PROBLEM REQUIREMENTS
Reproduce the lines starting with the line containing "unit-bottom: i — [348, 158, 352, 172]" and ending with the line containing "est-distance-label: EST DISTANCE", both included.

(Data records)
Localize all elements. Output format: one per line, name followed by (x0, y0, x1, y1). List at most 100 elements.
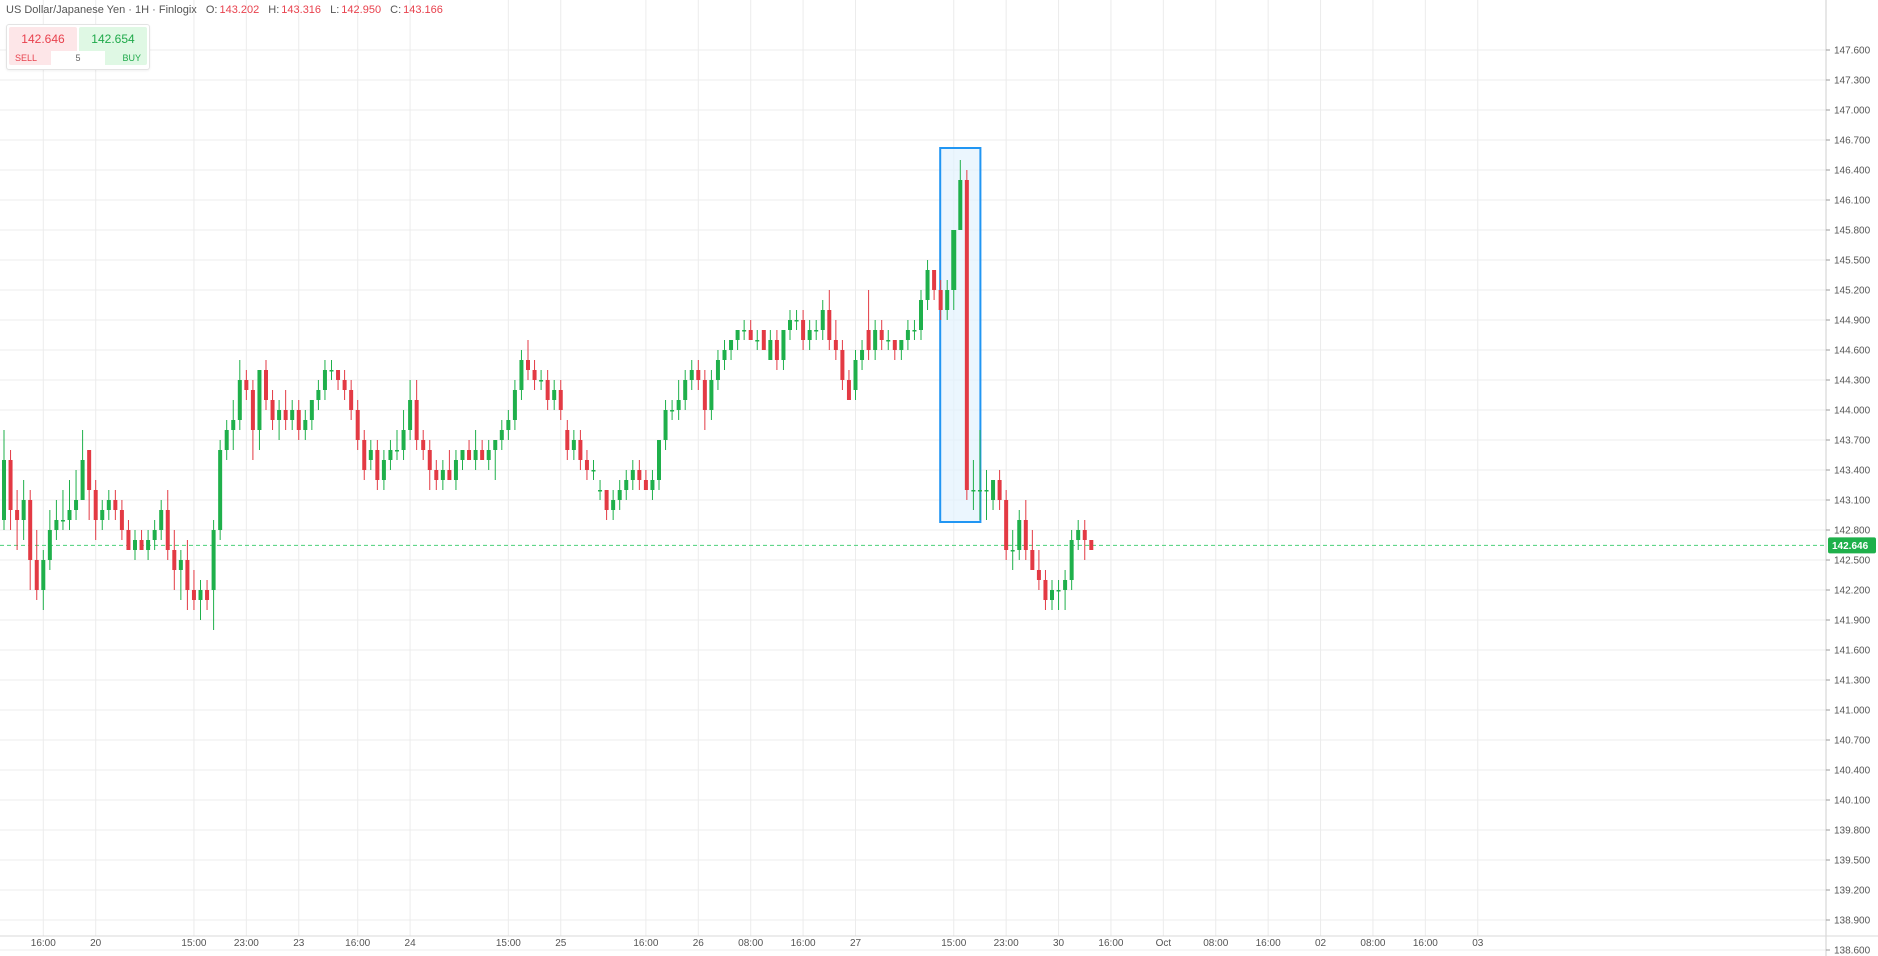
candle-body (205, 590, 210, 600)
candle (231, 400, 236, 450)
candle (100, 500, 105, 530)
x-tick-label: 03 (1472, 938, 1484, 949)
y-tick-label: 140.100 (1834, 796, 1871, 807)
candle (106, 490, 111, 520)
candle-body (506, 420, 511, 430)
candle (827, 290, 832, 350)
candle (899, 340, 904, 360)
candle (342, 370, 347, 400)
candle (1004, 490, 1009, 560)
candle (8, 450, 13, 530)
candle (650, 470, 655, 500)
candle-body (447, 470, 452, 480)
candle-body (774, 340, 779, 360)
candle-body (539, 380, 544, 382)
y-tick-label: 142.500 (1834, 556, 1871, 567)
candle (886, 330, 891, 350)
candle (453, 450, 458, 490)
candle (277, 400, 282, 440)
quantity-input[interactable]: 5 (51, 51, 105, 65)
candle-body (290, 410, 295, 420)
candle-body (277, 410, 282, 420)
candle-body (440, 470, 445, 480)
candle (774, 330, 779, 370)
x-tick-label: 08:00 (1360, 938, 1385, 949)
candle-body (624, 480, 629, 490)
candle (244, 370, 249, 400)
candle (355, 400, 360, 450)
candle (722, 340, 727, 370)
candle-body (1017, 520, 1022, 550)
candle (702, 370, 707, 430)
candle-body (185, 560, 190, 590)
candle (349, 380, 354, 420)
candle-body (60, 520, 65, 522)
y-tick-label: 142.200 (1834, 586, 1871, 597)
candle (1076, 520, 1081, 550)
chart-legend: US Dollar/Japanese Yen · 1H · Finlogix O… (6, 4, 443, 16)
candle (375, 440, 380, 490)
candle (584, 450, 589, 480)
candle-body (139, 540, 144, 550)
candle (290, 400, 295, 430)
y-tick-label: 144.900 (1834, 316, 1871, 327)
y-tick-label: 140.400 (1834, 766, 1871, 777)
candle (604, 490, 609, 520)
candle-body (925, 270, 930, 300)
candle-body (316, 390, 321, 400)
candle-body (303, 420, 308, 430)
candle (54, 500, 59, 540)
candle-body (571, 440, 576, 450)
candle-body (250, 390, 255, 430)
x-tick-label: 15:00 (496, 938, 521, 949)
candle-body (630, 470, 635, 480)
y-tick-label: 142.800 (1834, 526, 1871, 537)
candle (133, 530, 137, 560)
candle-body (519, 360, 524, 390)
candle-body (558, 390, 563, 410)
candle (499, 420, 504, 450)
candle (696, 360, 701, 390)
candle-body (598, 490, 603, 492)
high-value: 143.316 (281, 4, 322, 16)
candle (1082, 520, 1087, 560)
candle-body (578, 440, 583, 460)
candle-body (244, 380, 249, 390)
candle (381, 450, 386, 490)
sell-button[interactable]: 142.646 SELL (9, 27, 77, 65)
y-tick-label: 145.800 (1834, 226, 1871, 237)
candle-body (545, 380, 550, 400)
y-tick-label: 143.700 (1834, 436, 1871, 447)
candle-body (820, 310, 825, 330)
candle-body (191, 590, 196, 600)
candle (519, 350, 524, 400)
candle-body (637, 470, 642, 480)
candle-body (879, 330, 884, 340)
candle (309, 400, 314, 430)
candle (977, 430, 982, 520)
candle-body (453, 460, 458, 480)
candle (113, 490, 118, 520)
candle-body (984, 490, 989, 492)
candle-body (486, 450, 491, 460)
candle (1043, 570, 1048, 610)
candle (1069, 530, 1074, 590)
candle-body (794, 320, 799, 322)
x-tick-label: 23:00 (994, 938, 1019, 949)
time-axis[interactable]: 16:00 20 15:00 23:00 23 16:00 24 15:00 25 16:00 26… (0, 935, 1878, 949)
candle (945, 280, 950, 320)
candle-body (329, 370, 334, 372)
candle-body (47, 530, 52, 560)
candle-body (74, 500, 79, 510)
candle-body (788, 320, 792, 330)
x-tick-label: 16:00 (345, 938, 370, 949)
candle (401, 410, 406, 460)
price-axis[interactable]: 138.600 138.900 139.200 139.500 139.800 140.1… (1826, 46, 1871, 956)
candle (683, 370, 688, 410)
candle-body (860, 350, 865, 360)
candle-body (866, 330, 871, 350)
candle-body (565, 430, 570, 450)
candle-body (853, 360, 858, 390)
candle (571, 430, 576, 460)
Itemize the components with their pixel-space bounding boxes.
==
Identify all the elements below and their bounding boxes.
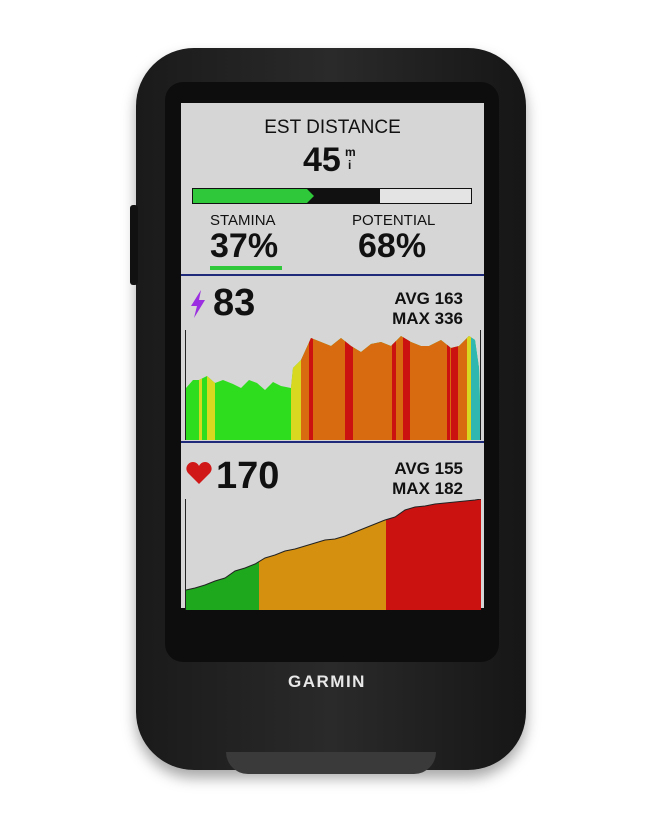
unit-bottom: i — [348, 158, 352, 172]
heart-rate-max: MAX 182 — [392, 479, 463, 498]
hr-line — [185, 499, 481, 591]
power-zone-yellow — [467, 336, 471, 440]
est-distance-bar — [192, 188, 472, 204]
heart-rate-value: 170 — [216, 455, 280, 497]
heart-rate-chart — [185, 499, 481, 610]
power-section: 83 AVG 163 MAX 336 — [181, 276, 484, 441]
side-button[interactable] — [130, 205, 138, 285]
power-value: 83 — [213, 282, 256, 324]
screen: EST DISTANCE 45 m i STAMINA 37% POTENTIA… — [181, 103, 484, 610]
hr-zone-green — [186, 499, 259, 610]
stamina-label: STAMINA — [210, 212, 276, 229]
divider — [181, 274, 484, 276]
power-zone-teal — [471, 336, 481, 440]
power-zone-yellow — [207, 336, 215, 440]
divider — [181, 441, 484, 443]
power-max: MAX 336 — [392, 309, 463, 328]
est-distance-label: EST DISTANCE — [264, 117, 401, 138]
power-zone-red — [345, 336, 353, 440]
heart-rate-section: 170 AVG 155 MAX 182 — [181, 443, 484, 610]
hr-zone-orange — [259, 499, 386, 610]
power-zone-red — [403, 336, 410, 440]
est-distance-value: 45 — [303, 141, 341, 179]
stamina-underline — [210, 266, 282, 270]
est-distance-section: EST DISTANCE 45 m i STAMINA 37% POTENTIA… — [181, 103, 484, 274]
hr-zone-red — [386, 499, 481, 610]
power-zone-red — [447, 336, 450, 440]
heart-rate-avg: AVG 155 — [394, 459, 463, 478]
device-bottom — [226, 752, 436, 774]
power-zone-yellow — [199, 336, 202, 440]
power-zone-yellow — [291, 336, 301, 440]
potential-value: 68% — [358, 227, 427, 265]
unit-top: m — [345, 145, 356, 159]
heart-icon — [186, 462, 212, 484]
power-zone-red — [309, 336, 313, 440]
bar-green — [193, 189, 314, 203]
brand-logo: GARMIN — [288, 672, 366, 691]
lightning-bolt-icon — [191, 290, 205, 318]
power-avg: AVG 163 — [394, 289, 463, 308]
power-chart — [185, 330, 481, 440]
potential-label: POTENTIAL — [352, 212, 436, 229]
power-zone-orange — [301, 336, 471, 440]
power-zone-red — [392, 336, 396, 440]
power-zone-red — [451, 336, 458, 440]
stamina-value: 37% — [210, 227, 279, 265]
* * *
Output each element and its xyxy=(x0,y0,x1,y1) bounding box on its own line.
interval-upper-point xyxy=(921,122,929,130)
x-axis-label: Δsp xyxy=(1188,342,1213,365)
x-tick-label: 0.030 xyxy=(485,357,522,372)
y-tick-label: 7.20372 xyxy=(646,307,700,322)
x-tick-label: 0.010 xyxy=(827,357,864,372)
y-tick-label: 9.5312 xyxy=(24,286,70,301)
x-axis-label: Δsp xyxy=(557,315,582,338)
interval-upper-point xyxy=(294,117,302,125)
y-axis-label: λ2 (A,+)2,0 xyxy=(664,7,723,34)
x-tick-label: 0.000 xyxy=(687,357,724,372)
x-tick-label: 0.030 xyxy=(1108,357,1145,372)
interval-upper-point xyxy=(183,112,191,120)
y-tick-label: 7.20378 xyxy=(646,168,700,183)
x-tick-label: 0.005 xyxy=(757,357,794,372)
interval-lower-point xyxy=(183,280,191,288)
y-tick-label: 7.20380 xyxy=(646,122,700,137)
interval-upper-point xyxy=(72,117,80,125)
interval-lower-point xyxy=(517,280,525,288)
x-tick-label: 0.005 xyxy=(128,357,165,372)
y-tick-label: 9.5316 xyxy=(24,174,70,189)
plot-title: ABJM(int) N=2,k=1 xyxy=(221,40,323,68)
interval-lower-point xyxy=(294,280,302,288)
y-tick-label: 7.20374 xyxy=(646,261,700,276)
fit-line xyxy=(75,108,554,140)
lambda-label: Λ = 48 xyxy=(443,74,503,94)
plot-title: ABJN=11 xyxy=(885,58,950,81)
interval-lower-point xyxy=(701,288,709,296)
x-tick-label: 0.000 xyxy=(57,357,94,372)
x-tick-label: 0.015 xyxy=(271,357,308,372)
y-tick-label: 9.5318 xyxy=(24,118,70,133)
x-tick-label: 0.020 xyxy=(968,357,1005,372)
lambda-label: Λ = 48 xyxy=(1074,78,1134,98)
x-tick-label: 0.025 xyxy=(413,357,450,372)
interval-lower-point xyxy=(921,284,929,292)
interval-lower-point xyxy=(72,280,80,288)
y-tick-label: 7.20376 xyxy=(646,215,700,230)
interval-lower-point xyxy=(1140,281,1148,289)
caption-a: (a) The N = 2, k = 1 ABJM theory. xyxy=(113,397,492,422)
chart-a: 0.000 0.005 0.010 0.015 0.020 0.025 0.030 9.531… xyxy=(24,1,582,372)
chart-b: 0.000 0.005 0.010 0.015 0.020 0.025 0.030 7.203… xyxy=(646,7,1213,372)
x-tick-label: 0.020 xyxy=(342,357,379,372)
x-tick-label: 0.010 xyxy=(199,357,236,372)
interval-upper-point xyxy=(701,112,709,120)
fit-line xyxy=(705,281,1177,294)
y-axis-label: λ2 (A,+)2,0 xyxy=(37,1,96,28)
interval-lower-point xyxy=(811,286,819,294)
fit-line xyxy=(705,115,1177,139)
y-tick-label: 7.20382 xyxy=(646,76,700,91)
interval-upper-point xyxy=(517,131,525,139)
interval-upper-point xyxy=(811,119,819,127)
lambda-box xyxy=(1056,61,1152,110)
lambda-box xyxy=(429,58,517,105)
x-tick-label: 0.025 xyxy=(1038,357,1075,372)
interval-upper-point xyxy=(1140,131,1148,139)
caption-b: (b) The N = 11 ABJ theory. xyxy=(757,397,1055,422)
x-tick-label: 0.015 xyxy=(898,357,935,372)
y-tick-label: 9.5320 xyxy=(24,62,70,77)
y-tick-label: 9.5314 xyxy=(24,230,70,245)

SOLUTION FOR THIS PROBLEM
unit-bottom: i — [348, 158, 352, 172]
heart-rate-max: MAX 182 — [392, 479, 463, 498]
hr-line — [185, 499, 481, 591]
power-zone-yellow — [467, 336, 471, 440]
est-distance-bar — [192, 188, 472, 204]
heart-rate-value: 170 — [216, 455, 280, 497]
heart-rate-chart — [185, 499, 481, 610]
power-section: 83 AVG 163 MAX 336 — [181, 276, 484, 441]
side-button[interactable] — [130, 205, 138, 285]
power-value: 83 — [213, 282, 256, 324]
screen: EST DISTANCE 45 m i STAMINA 37% POTENTIA… — [181, 103, 484, 610]
hr-zone-green — [186, 499, 259, 610]
stamina-label: STAMINA — [210, 212, 276, 229]
divider — [181, 274, 484, 276]
power-zone-teal — [471, 336, 481, 440]
power-zone-yellow — [207, 336, 215, 440]
divider — [181, 441, 484, 443]
power-max: MAX 336 — [392, 309, 463, 328]
est-distance-label: EST DISTANCE — [264, 117, 401, 138]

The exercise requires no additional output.